**Stated goal:**
Read the material below and tally how many lines hold the word "occur", giving the number and nothing else.

**Material for this task:**
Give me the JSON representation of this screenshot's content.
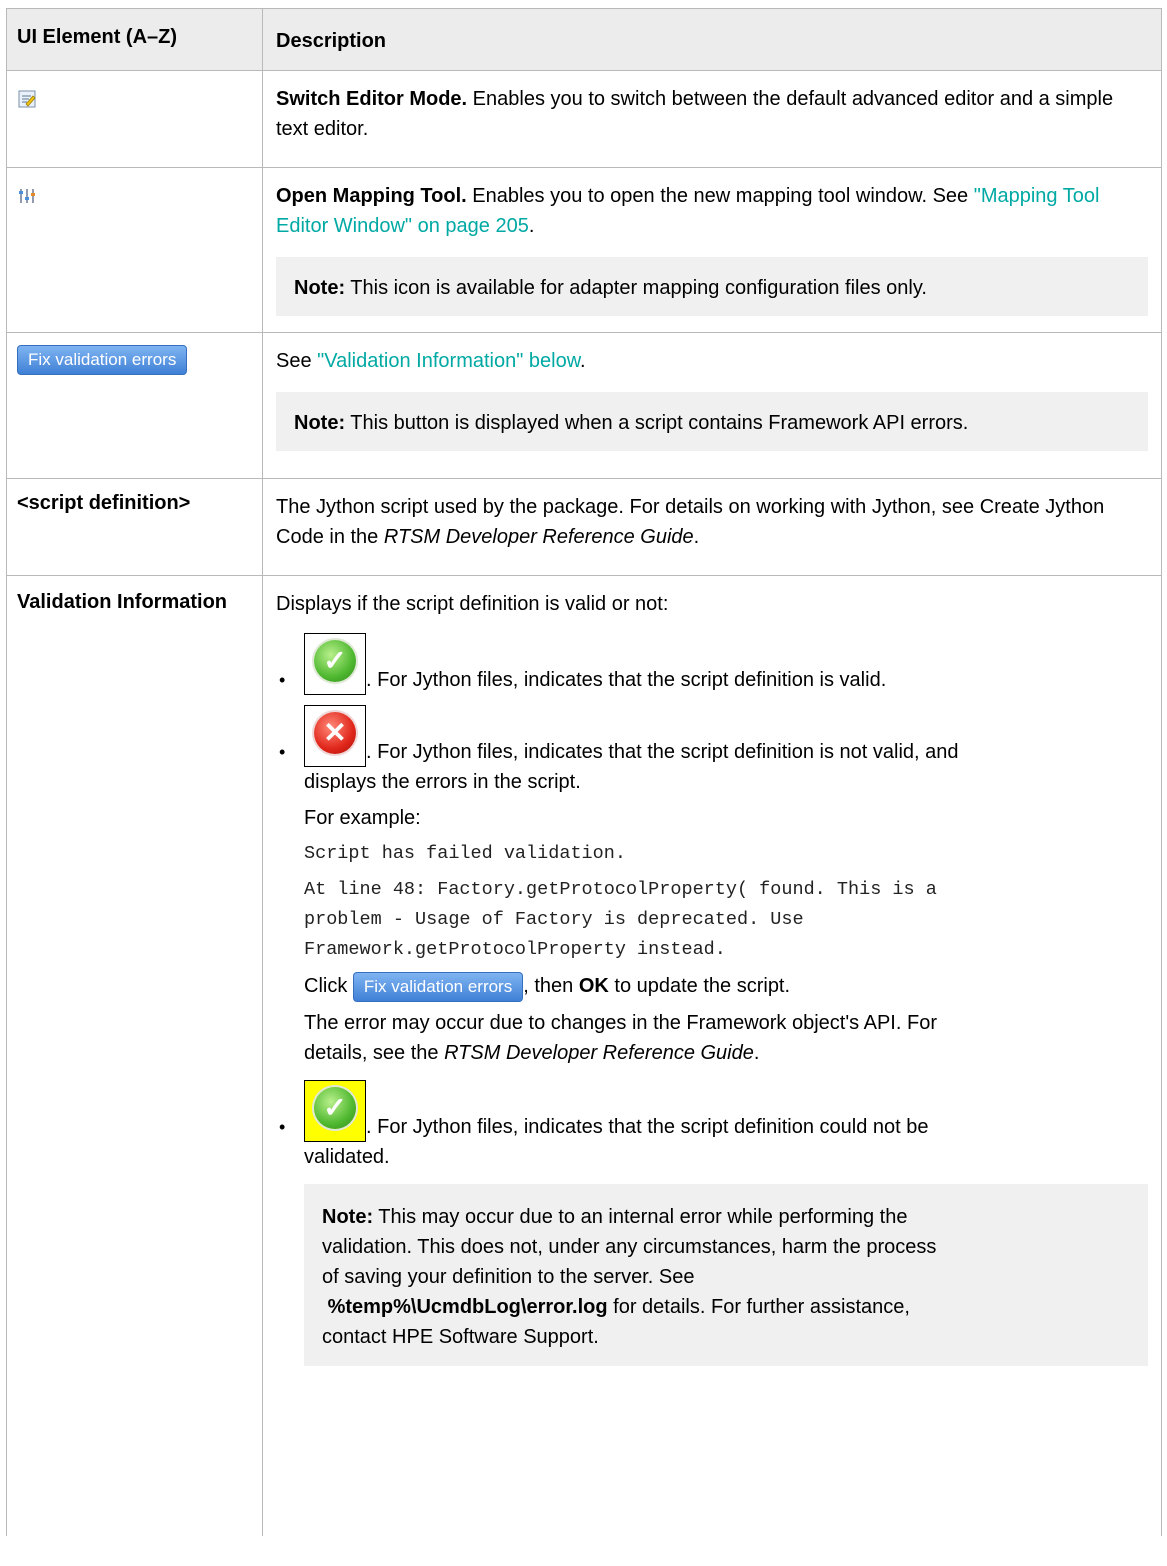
{
  "table": {
    "header": {
      "col1": "UI Element (A–Z)",
      "col2": "Description"
    },
    "rows": {
      "switch": {
        "title": "Switch Editor Mode.",
        "text": " Enables you to switch between the default advanced editor and a simple text editor."
      },
      "mapping": {
        "title": "Open Mapping Tool.",
        "text": " Enables you to open the new mapping tool window. See ",
        "link": "\"Mapping Tool Editor Window\" on page 205",
        "end": ".",
        "note_label": "Note:",
        "note_text": " This icon is available for adapter mapping configuration files only."
      },
      "fix": {
        "button_label": "Fix validation errors",
        "see": "See ",
        "link": "\"Validation Information\" below",
        "end": ".",
        "note_label": "Note:",
        "note_text": " This button is displayed when a script contains Framework API errors."
      },
      "script": {
        "element": "<script definition>",
        "text1": "The Jython script used by the package. For details on working with Jython, see Create Jython Code in the ",
        "italic": "RTSM Developer Reference Guide",
        "end": "."
      },
      "validation": {
        "element": "Validation Information",
        "intro": "Displays if the script definition is valid or not:",
        "b1": ". For Jython files, indicates that the script definition is valid.",
        "b2a": ". For Jython files, indicates that the script definition is not valid, and",
        "b2b": "displays the errors in the script.",
        "example_label": "For example:",
        "code1": "Script has failed validation.",
        "code2": "At line 48: Factory.getProtocolProperty( found. This is a",
        "code3": "problem - Usage of Factory is deprecated. Use",
        "code4": "Framework.getProtocolProperty instead.",
        "click": "Click ",
        "button_label": "Fix validation errors",
        "then": ", then ",
        "ok": "OK",
        "update": " to update the script.",
        "api1": "The error may occur due to changes in the Framework object's API. For",
        "api2": "details, see the ",
        "api_italic": "RTSM Developer Reference Guide",
        "api_end": ".",
        "b3a": ". For Jython files, indicates that the script definition could not be",
        "b3b": "validated.",
        "note_label": "Note:",
        "note1": " This may occur due to an internal error while performing the",
        "note2": "validation. This does not, under any circumstances, harm the process",
        "note3": "of saving your definition to the server. See",
        "note_path": "%temp%\\UcmdbLog\\error.log",
        "note4": " for details. For further assistance,",
        "note5": "contact HPE Software Support."
      }
    }
  },
  "icons": [
    "switch-editor-mode-icon",
    "open-mapping-tool-icon",
    "valid-check-icon",
    "invalid-x-icon",
    "could-not-validate-icon"
  ],
  "colors": {
    "link": "#00a9a3",
    "header_bg": "#ececec",
    "note_bg": "#f0f0f0",
    "warning_bg": "#ffff00"
  }
}
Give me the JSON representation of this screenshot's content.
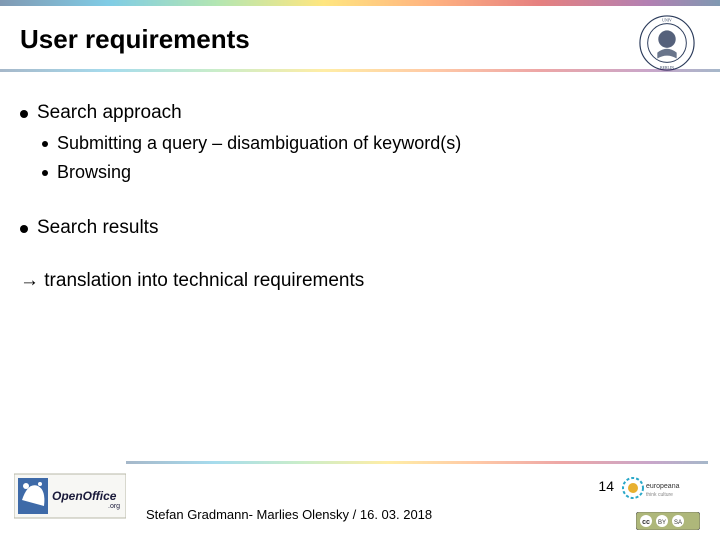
{
  "title": "User requirements",
  "bullets": {
    "l1a": "Search approach",
    "l2a": "Submitting a query – disambiguation of keyword(s)",
    "l2b": "Browsing",
    "l1b": "Search results",
    "arrow": "→ translation into technical requirements"
  },
  "footer": {
    "credit": "Stefan Gradmann- Marlies Olensky / 16. 03. 2018",
    "slide_number": "14"
  },
  "icons": {
    "seal": "university-seal",
    "openoffice": "openoffice-logo",
    "europeana": "europeana-logo",
    "cc": "creative-commons-badge"
  }
}
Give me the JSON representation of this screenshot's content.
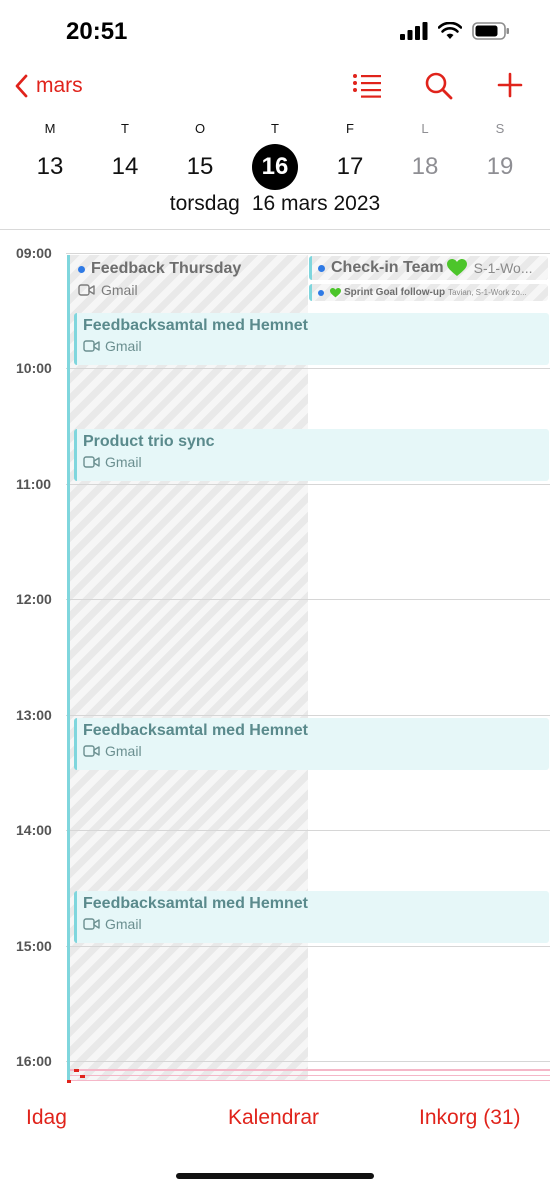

**Result of this exercise:**
2